-- BEGIN --

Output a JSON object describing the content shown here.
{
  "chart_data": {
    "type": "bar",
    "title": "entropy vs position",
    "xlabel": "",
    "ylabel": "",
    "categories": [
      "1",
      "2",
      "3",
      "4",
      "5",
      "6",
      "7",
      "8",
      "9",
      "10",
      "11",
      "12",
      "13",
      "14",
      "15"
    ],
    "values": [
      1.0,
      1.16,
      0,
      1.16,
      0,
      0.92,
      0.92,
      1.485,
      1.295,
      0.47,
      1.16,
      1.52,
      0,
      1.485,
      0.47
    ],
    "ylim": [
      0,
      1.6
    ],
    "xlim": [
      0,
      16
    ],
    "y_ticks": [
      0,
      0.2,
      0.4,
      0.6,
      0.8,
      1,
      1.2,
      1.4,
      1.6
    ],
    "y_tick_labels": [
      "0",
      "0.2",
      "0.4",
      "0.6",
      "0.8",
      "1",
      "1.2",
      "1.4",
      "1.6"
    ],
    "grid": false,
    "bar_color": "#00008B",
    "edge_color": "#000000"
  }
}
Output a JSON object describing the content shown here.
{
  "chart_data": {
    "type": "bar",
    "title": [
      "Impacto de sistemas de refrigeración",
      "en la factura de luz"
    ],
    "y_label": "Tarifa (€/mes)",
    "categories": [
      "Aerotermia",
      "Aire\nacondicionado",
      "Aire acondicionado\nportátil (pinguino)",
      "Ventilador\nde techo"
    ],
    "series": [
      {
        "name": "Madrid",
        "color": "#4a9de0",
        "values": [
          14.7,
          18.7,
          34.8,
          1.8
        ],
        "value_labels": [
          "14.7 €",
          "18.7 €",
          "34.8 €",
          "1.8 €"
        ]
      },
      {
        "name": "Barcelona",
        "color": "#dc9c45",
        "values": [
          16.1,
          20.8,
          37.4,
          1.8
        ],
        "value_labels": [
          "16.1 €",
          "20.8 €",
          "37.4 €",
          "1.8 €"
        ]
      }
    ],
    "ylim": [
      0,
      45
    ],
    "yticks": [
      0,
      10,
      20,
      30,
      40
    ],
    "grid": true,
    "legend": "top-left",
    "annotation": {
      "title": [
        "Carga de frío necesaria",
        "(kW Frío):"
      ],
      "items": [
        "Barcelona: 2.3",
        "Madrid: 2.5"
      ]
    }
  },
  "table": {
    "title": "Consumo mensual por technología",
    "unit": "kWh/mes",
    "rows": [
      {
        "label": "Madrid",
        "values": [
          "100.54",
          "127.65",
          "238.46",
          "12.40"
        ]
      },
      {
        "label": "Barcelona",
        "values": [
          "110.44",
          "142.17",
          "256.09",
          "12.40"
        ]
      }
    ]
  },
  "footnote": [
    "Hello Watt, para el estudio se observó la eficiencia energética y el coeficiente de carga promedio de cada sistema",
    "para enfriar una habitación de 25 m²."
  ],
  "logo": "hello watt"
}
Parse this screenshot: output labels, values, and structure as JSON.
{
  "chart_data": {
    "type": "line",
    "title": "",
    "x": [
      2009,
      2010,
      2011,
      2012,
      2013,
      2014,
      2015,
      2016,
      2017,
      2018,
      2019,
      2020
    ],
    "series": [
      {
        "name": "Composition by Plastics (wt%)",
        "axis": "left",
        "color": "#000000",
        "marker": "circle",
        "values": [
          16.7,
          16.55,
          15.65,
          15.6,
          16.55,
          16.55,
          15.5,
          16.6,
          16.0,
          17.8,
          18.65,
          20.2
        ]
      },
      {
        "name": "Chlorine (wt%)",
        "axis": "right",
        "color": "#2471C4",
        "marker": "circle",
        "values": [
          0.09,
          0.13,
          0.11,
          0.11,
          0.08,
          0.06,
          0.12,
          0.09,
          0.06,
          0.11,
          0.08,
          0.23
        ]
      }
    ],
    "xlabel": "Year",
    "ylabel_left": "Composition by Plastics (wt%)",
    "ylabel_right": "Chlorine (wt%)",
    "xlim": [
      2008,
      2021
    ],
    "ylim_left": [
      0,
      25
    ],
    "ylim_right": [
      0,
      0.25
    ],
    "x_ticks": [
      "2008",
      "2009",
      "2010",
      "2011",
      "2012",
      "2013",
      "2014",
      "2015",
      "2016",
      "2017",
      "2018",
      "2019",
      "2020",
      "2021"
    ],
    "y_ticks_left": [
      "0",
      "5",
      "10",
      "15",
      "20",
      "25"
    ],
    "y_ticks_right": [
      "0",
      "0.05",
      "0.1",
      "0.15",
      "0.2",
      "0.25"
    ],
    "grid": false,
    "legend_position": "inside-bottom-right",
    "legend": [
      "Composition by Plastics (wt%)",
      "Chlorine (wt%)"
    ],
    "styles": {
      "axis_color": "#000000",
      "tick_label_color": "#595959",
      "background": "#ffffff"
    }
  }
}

-- END --

• **Required task**
Print the material once more, exactly.

• **Response for this exercise**
Output a JSON object describing the content shown here.
{
  "chart_data": {
    "type": "bar",
    "title": "entropy vs position",
    "xlabel": "",
    "ylabel": "",
    "categories": [
      "1",
      "2",
      "3",
      "4",
      "5",
      "6",
      "7",
      "8",
      "9",
      "10",
      "11",
      "12",
      "13",
      "14",
      "15"
    ],
    "values": [
      1.0,
      1.16,
      0,
      1.16,
      0,
      0.92,
      0.92,
      1.485,
      1.295,
      0.47,
      1.16,
      1.52,
      0,
      1.485,
      0.47
    ],
    "ylim": [
      0,
      1.6
    ],
    "xlim": [
      0,
      16
    ],
    "y_ticks": [
      0,
      0.2,
      0.4,
      0.6,
      0.8,
      1,
      1.2,
      1.4,
      1.6
    ],
    "y_tick_labels": [
      "0",
      "0.2",
      "0.4",
      "0.6",
      "0.8",
      "1",
      "1.2",
      "1.4",
      "1.6"
    ],
    "grid": false,
    "bar_color": "#00008B",
    "edge_color": "#000000"
  }
}
Output a JSON object describing the content shown here.
{
  "chart_data": {
    "type": "bar",
    "title": [
      "Impacto de sistemas de refrigeración",
      "en la factura de luz"
    ],
    "y_label": "Tarifa (€/mes)",
    "categories": [
      "Aerotermia",
      "Aire\nacondicionado",
      "Aire acondicionado\nportátil (pinguino)",
      "Ventilador\nde techo"
    ],
    "series": [
      {
        "name": "Madrid",
        "color": "#4a9de0",
        "values": [
          14.7,
          18.7,
          34.8,
          1.8
        ],
        "value_labels": [
          "14.7 €",
          "18.7 €",
          "34.8 €",
          "1.8 €"
        ]
      },
      {
        "name": "Barcelona",
        "color": "#dc9c45",
        "values": [
          16.1,
          20.8,
          37.4,
          1.8
        ],
        "value_labels": [
          "16.1 €",
          "20.8 €",
          "37.4 €",
          "1.8 €"
        ]
      }
    ],
    "ylim": [
      0,
      45
    ],
    "yticks": [
      0,
      10,
      20,
      30,
      40
    ],
    "grid": true,
    "legend": "top-left",
    "annotation": {
      "title": [
        "Carga de frío necesaria",
        "(kW Frío):"
      ],
      "items": [
        "Barcelona: 2.3",
        "Madrid: 2.5"
      ]
    }
  },
  "table": {
    "title": "Consumo mensual por technología",
    "unit": "kWh/mes",
    "rows": [
      {
        "label": "Madrid",
        "values": [
          "100.54",
          "127.65",
          "238.46",
          "12.40"
        ]
      },
      {
        "label": "Barcelona",
        "values": [
          "110.44",
          "142.17",
          "256.09",
          "12.40"
        ]
      }
    ]
  },
  "footnote": [
    "Hello Watt, para el estudio se observó la eficiencia energética y el coeficiente de carga promedio de cada sistema",
    "para enfriar una habitación de 25 m²."
  ],
  "logo": "hello watt"
}
Parse this screenshot: output labels, values, and structure as JSON.
{
  "chart_data": {
    "type": "line",
    "title": "",
    "x": [
      2009,
      2010,
      2011,
      2012,
      2013,
      2014,
      2015,
      2016,
      2017,
      2018,
      2019,
      2020
    ],
    "series": [
      {
        "name": "Composition by Plastics (wt%)",
        "axis": "left",
        "color": "#000000",
        "marker": "circle",
        "values": [
          16.7,
          16.55,
          15.65,
          15.6,
          16.55,
          16.55,
          15.5,
          16.6,
          16.0,
          17.8,
          18.65,
          20.2
        ]
      },
      {
        "name": "Chlorine (wt%)",
        "axis": "right",
        "color": "#2471C4",
        "marker": "circle",
        "values": [
          0.09,
          0.13,
          0.11,
          0.11,
          0.08,
          0.06,
          0.12,
          0.09,
          0.06,
          0.11,
          0.08,
          0.23
        ]
      }
    ],
    "xlabel": "Year",
    "ylabel_left": "Composition by Plastics (wt%)",
    "ylabel_right": "Chlorine (wt%)",
    "xlim": [
      2008,
      2021
    ],
    "ylim_left": [
      0,
      25
    ],
    "ylim_right": [
      0,
      0.25
    ],
    "x_ticks": [
      "2008",
      "2009",
      "2010",
      "2011",
      "2012",
      "2013",
      "2014",
      "2015",
      "2016",
      "2017",
      "2018",
      "2019",
      "2020",
      "2021"
    ],
    "y_ticks_left": [
      "0",
      "5",
      "10",
      "15",
      "20",
      "25"
    ],
    "y_ticks_right": [
      "0",
      "0.05",
      "0.1",
      "0.15",
      "0.2",
      "0.25"
    ],
    "grid": false,
    "legend_position": "inside-bottom-right",
    "legend": [
      "Composition by Plastics (wt%)",
      "Chlorine (wt%)"
    ],
    "styles": {
      "axis_color": "#000000",
      "tick_label_color": "#595959",
      "background": "#ffffff"
    }
  }
}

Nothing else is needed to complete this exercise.